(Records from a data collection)
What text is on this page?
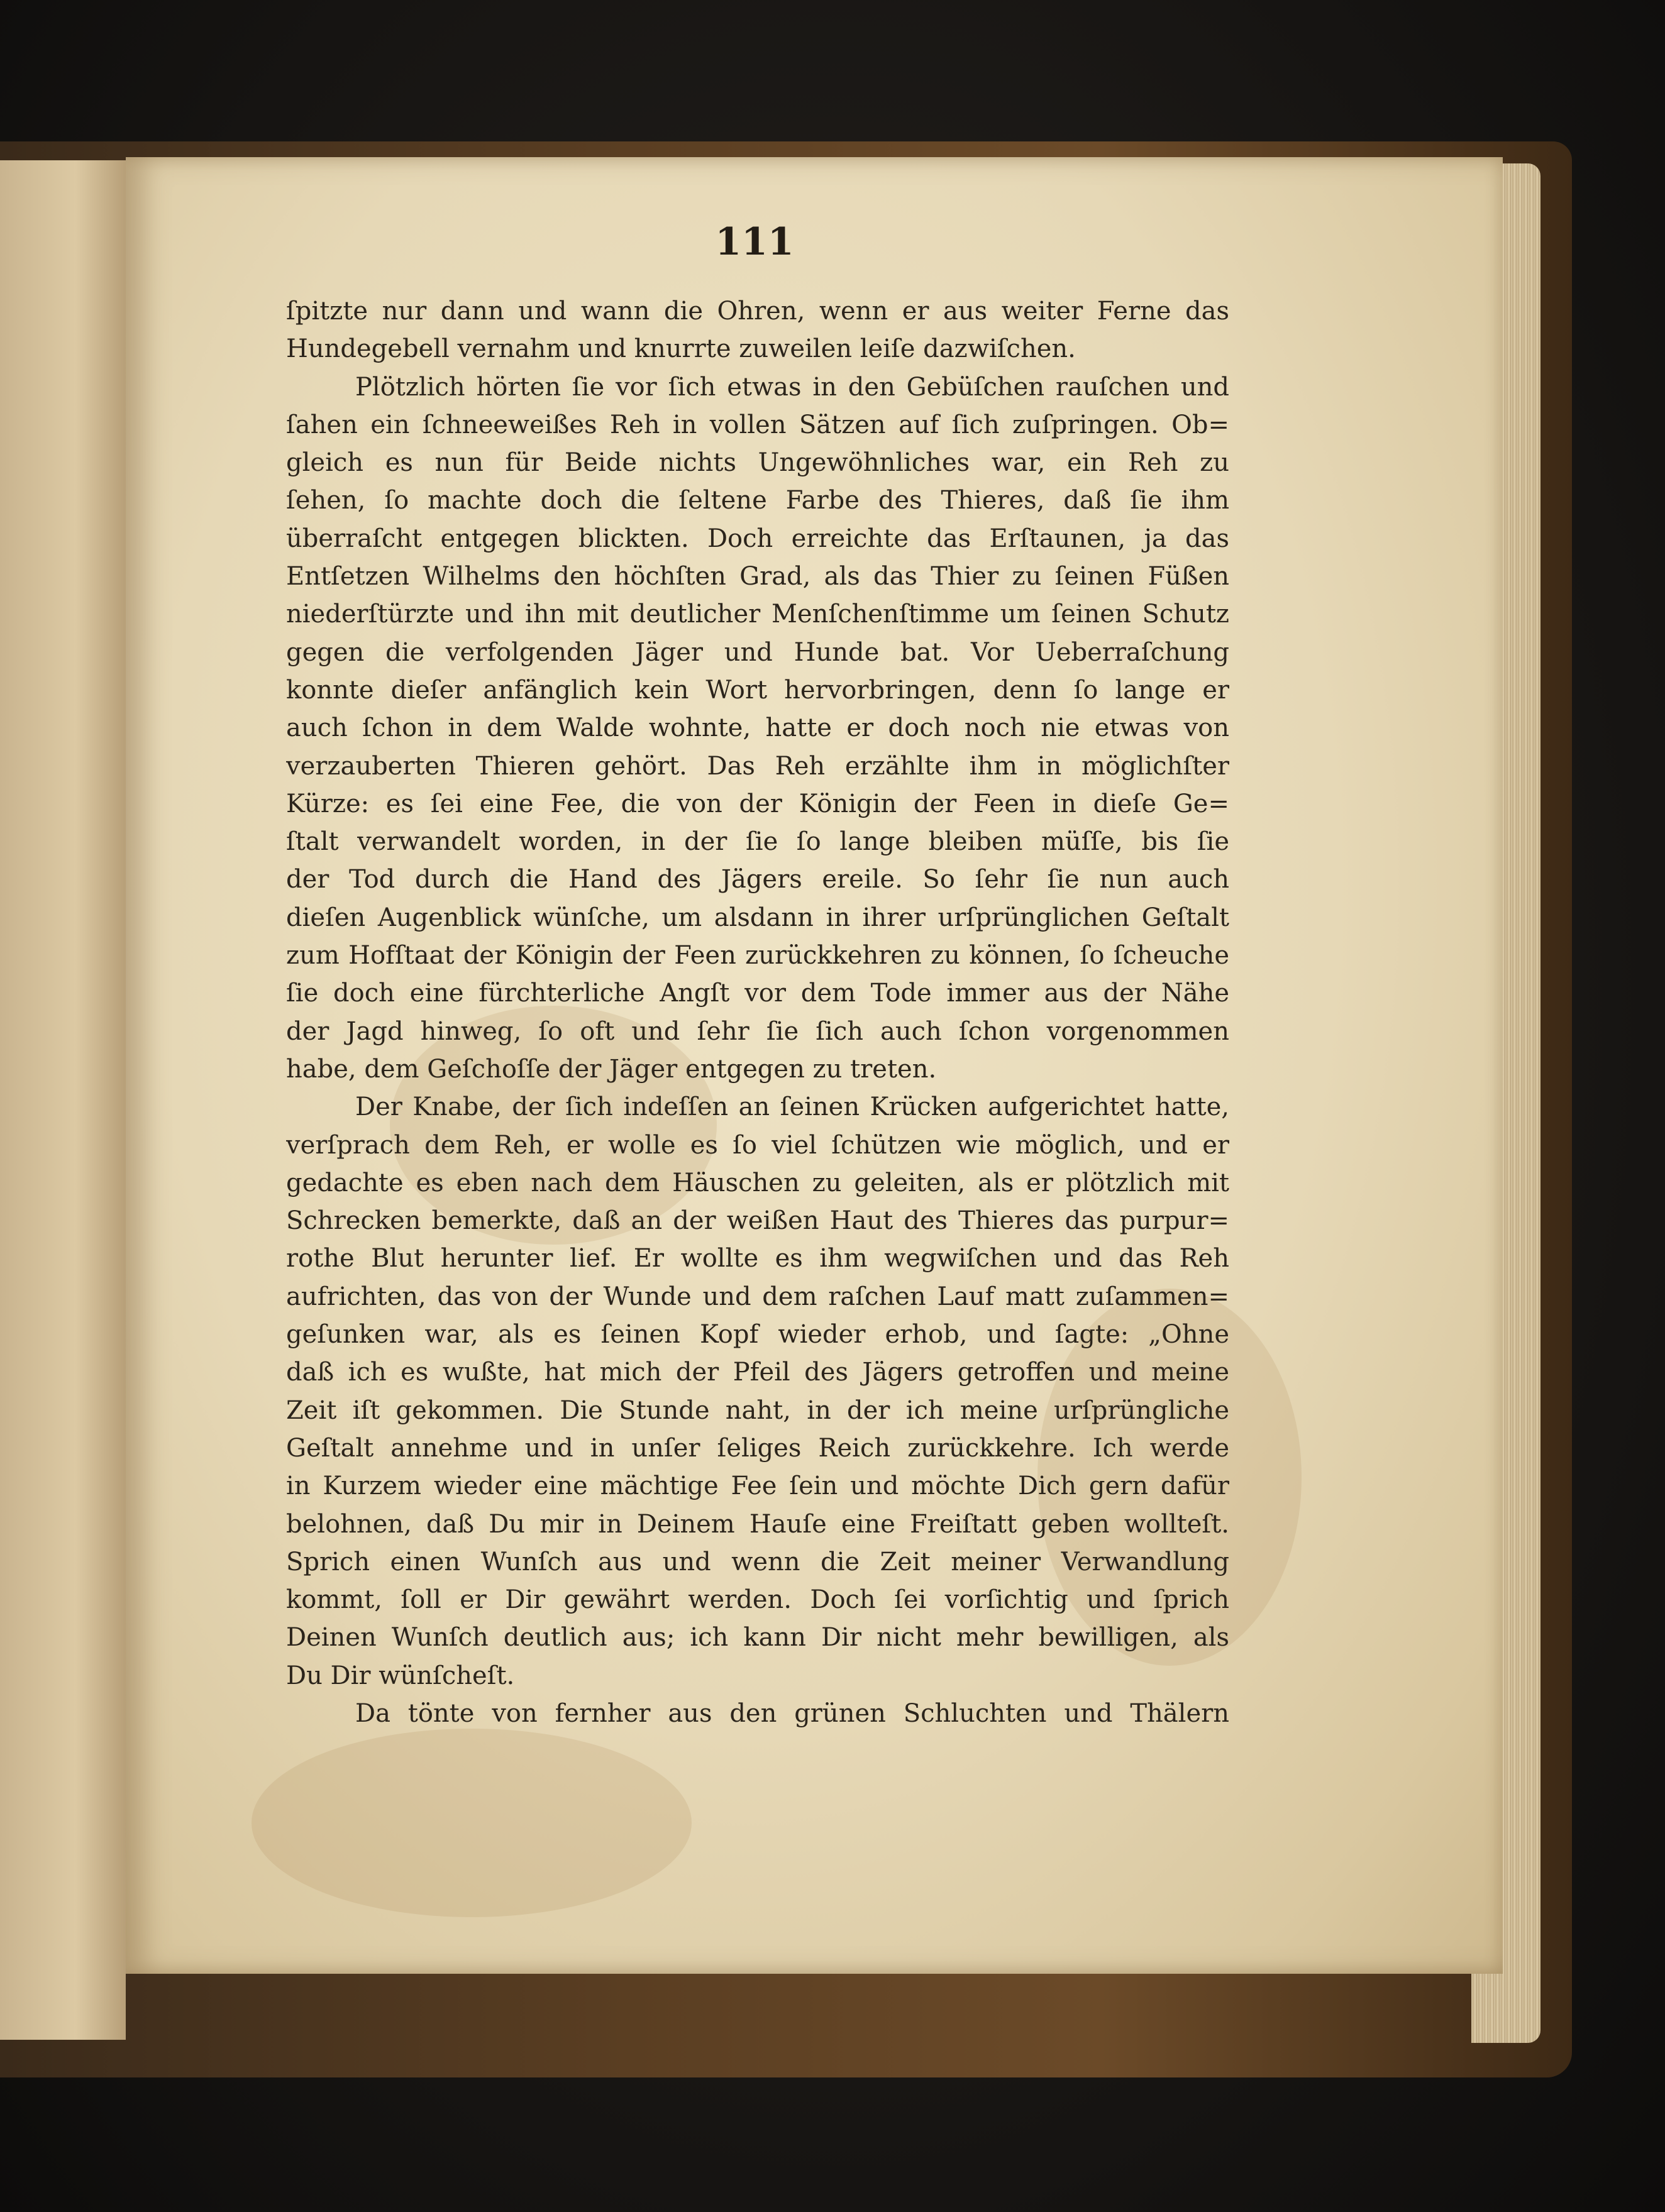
111
ſpitzte nur dann und wann die Ohren, wenn er aus weiter Ferne das
Hundegebell vernahm und knurrte zuweilen leiſe dazwiſchen.
Plötzlich hörten ſie vor ſich etwas in den Gebüſchen rauſchen und
ſahen ein ſchneeweißes Reh in vollen Sätzen auf ſich zuſpringen. Ob=
gleich es nun für Beide nichts Ungewöhnliches war, ein Reh zu
ſehen, ſo machte doch die ſeltene Farbe des Thieres, daß ſie ihm
überraſcht entgegen blickten. Doch erreichte das Erſtaunen, ja das
Entſetzen Wilhelms den höchſten Grad, als das Thier zu ſeinen Füßen
niederſtürzte und ihn mit deutlicher Menſchenſtimme um ſeinen Schutz
gegen die verfolgenden Jäger und Hunde bat. Vor Ueberraſchung
konnte dieſer anfänglich kein Wort hervorbringen, denn ſo lange er
auch ſchon in dem Walde wohnte, hatte er doch noch nie etwas von
verzauberten Thieren gehört. Das Reh erzählte ihm in möglichſter
Kürze: es ſei eine Fee, die von der Königin der Feen in dieſe Ge=
ſtalt verwandelt worden, in der ſie ſo lange bleiben müſſe, bis ſie
der Tod durch die Hand des Jägers ereile. So ſehr ſie nun auch
dieſen Augenblick wünſche, um alsdann in ihrer urſprünglichen Geſtalt
zum Hofſtaat der Königin der Feen zurückkehren zu können, ſo ſcheuche
ſie doch eine fürchterliche Angſt vor dem Tode immer aus der Nähe
der Jagd hinweg, ſo oft und ſehr ſie ſich auch ſchon vorgenommen
habe, dem Geſchoſſe der Jäger entgegen zu treten.
Der Knabe, der ſich indeſſen an ſeinen Krücken aufgerichtet hatte,
verſprach dem Reh, er wolle es ſo viel ſchützen wie möglich, und er
gedachte es eben nach dem Häuschen zu geleiten, als er plötzlich mit
Schrecken bemerkte, daß an der weißen Haut des Thieres das purpur=
rothe Blut herunter lief. Er wollte es ihm wegwiſchen und das Reh
aufrichten, das von der Wunde und dem raſchen Lauf matt zuſammen=
geſunken war, als es ſeinen Kopf wieder erhob, und ſagte: „Ohne
daß ich es wußte, hat mich der Pfeil des Jägers getroffen und meine
Zeit iſt gekommen. Die Stunde naht, in der ich meine urſprüngliche
Geſtalt annehme und in unſer ſeliges Reich zurückkehre. Ich werde
in Kurzem wieder eine mächtige Fee ſein und möchte Dich gern dafür
belohnen, daß Du mir in Deinem Hauſe eine Freiſtatt geben wollteſt.
Sprich einen Wunſch aus und wenn die Zeit meiner Verwandlung
kommt, ſoll er Dir gewährt werden. Doch ſei vorſichtig und ſprich
Deinen Wunſch deutlich aus; ich kann Dir nicht mehr bewilligen, als
Du Dir wünſcheſt.
Da tönte von fernher aus den grünen Schluchten und Thälern
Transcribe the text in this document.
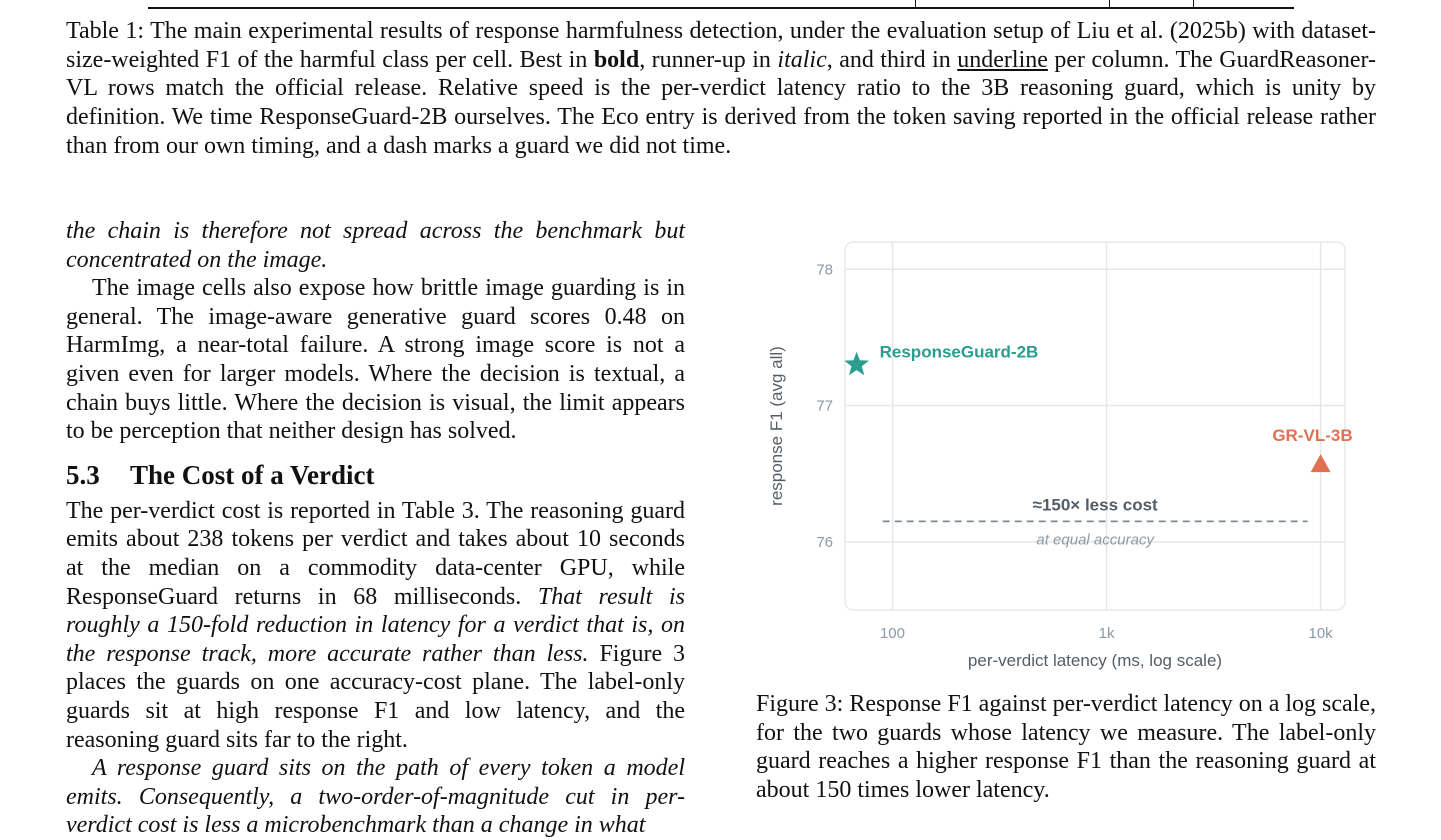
Table 1: The main experimental results of response harmfulness detection, under the evaluation setup of Liu et al. (2025b) with dataset-size-weighted F1 of the harmful class per cell. Best in bold, runner-up in italic, and third in underline per column. The GuardReasoner-VL rows match the official release. Relative speed is the per-verdict latency ratio to the 3B reasoning guard, which is unity by definition. We time ResponseGuard-2B ourselves. The Eco entry is derived from the token saving reported in the official release rather than from our own timing, and a dash marks a guard we did not time.

the chain is therefore not spread across the benchmark but concentrated on the image.

The image cells also expose how brittle image guarding is in general. The image-aware generative guard scores 0.48 on HarmImg, a near-total failure. A strong image score is not a given even for larger models. Where the decision is textual, a chain buys little. Where the decision is visual, the limit appears to be perception that neither design has solved.

5.3 The Cost of a Verdict

The per-verdict cost is reported in Table 3. The reasoning guard emits about 238 tokens per verdict and takes about 10 seconds at the median on a commodity data-center GPU, while ResponseGuard returns in 68 milliseconds. That result is roughly a 150-fold reduction in latency for a verdict that is, on the response track, more accurate rather than less. Figure 3 places the guards on one accuracy-cost plane. The label-only guards sit at high response F1 and low latency, and the reasoning guard sits far to the right.

A response guard sits on the path of every token a model emits. Consequently, a two-order-of-magnitude cut in per-verdict cost is less a microbenchmark than a change in what

≈150× less cost
at equal accuracy
100	1k	10k
76
77
78
ResponseGuard-2B
GR-VL-3B
per-verdict latency (ms, log scale)
response F1 (avg all)

Figure 3: Response F1 against per-verdict latency on a log scale, for the two guards whose latency we measure. The label-only guard reaches a higher response F1 than the reasoning guard at about 150 times lower latency.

=== YOUR GOAL ===
Which lines of the data contain the word "Wunſch"? Copy each one.

=== ANSWER TO THIS TASK ===
Sprich einen Wunſch aus und wenn die Zeit meiner Verwandlung
Deinen Wunſch deutlich aus; ich kann Dir nicht mehr bewilligen, als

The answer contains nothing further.